[start of Data listing]

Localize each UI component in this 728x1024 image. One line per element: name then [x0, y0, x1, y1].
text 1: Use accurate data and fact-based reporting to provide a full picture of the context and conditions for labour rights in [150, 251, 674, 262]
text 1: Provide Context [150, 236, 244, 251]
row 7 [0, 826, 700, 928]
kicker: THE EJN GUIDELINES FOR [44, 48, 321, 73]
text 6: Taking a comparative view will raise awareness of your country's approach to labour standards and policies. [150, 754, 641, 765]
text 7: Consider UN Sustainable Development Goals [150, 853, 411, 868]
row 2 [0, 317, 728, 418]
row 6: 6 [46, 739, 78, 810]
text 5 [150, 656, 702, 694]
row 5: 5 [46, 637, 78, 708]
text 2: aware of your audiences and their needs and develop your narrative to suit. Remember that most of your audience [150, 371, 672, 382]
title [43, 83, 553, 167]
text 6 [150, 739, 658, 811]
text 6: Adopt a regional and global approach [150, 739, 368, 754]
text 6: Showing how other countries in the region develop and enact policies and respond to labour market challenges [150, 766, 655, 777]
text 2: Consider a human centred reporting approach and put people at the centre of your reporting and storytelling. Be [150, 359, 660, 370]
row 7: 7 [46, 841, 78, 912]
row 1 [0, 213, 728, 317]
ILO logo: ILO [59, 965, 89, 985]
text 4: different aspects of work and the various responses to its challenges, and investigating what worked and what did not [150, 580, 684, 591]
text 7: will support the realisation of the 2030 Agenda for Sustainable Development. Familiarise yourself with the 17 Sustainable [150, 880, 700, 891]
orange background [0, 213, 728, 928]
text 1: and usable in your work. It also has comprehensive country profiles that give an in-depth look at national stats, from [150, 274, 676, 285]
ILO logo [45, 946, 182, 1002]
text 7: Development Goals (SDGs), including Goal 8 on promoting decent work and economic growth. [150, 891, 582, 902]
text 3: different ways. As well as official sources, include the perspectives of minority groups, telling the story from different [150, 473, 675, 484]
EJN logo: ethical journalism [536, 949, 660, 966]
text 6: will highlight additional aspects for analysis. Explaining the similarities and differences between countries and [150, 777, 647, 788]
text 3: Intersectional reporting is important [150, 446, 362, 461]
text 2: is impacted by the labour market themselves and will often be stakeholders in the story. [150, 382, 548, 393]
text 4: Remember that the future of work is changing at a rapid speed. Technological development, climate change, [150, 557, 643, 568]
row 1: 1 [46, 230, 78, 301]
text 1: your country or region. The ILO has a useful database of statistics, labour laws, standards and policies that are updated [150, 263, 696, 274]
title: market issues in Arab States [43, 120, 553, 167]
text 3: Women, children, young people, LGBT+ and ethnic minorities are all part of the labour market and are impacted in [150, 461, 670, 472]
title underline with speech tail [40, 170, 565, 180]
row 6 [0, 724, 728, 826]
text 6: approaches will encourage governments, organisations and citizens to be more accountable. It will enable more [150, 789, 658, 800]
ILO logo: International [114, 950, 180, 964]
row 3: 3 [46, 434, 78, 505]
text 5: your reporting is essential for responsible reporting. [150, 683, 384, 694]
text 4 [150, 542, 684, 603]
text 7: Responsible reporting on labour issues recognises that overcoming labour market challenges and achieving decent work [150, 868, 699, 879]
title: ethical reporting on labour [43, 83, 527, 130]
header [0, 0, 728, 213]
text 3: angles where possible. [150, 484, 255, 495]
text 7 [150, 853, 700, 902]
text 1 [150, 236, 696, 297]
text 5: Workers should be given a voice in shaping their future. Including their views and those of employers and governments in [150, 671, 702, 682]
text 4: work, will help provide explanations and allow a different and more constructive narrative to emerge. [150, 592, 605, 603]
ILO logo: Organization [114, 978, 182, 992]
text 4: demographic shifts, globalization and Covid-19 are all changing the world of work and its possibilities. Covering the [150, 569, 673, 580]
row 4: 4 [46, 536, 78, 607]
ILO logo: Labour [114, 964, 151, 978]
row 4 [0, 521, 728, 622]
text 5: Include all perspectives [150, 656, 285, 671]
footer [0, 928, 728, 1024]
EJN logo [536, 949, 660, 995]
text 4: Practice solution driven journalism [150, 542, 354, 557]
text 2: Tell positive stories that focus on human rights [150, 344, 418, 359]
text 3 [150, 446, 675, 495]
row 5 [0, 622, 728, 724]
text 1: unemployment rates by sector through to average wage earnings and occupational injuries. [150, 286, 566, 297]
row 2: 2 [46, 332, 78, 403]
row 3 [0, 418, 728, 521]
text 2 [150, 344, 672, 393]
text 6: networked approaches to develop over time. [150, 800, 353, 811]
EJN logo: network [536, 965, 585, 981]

[end of Data listing]

» **Work to do**: Please reproduce the records verbatim from the first line down to and including the line containing "text 6: Adopt".

» **Result below**:
Localize each UI component in this 728x1024 image. One line per element: name then [x0, y0, x1, y1].
text 1: Use accurate data and fact-based reporting to provide a full picture of the context and conditions for labour rights in [150, 251, 674, 262]
text 1: Provide Context [150, 236, 244, 251]
row 7 [0, 826, 700, 928]
kicker: THE EJN GUIDELINES FOR [44, 48, 321, 73]
text 6: Taking a comparative view will raise awareness of your country's approach to labour standards and policies. [150, 754, 641, 765]
text 7: Consider UN Sustainable Development Goals [150, 853, 411, 868]
row 2 [0, 317, 728, 418]
row 6: 6 [46, 739, 78, 810]
text 5 [150, 656, 702, 694]
row 5: 5 [46, 637, 78, 708]
text 2: aware of your audiences and their needs and develop your narrative to suit. Remember that most of your audience [150, 371, 672, 382]
title [43, 83, 553, 167]
text 6 [150, 739, 658, 811]
text 6: Adopt a regional and global approach [150, 739, 368, 754]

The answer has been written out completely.